(EXERCISE MATERIALS)
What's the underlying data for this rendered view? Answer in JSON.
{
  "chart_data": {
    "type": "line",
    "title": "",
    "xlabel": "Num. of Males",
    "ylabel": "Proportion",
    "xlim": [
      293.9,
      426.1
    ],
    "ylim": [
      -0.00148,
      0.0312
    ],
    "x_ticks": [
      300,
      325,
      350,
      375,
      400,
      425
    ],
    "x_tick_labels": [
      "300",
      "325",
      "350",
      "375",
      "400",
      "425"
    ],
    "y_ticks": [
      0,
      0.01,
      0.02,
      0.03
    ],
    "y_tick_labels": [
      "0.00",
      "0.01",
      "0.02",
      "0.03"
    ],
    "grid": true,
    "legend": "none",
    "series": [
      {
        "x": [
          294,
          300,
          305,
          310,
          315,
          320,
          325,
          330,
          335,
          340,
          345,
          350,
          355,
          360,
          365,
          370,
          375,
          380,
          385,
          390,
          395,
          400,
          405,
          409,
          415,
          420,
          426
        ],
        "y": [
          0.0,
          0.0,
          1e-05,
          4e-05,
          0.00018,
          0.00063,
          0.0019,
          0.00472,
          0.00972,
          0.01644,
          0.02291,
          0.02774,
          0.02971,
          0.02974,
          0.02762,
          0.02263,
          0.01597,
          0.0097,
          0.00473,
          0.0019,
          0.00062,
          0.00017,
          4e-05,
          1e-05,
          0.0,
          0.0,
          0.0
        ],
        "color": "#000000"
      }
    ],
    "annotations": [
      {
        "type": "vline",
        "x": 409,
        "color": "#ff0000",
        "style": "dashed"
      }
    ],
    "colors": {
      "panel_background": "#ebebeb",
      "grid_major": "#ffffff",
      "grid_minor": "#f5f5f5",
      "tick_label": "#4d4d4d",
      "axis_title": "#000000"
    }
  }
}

(GOAL)
Write down all the entries again without a single difference.

(THE RESULT)
What's the underlying data for this rendered view? Answer in JSON.
{
  "chart_data": {
    "type": "line",
    "title": "",
    "xlabel": "Num. of Males",
    "ylabel": "Proportion",
    "xlim": [
      293.9,
      426.1
    ],
    "ylim": [
      -0.00148,
      0.0312
    ],
    "x_ticks": [
      300,
      325,
      350,
      375,
      400,
      425
    ],
    "x_tick_labels": [
      "300",
      "325",
      "350",
      "375",
      "400",
      "425"
    ],
    "y_ticks": [
      0,
      0.01,
      0.02,
      0.03
    ],
    "y_tick_labels": [
      "0.00",
      "0.01",
      "0.02",
      "0.03"
    ],
    "grid": true,
    "legend": "none",
    "series": [
      {
        "x": [
          294,
          300,
          305,
          310,
          315,
          320,
          325,
          330,
          335,
          340,
          345,
          350,
          355,
          360,
          365,
          370,
          375,
          380,
          385,
          390,
          395,
          400,
          405,
          409,
          415,
          420,
          426
        ],
        "y": [
          0.0,
          0.0,
          1e-05,
          4e-05,
          0.00018,
          0.00063,
          0.0019,
          0.00472,
          0.00972,
          0.01644,
          0.02291,
          0.02774,
          0.02971,
          0.02974,
          0.02762,
          0.02263,
          0.01597,
          0.0097,
          0.00473,
          0.0019,
          0.00062,
          0.00017,
          4e-05,
          1e-05,
          0.0,
          0.0,
          0.0
        ],
        "color": "#000000"
      }
    ],
    "annotations": [
      {
        "type": "vline",
        "x": 409,
        "color": "#ff0000",
        "style": "dashed"
      }
    ],
    "colors": {
      "panel_background": "#ebebeb",
      "grid_major": "#ffffff",
      "grid_minor": "#f5f5f5",
      "tick_label": "#4d4d4d",
      "axis_title": "#000000"
    }
  }
}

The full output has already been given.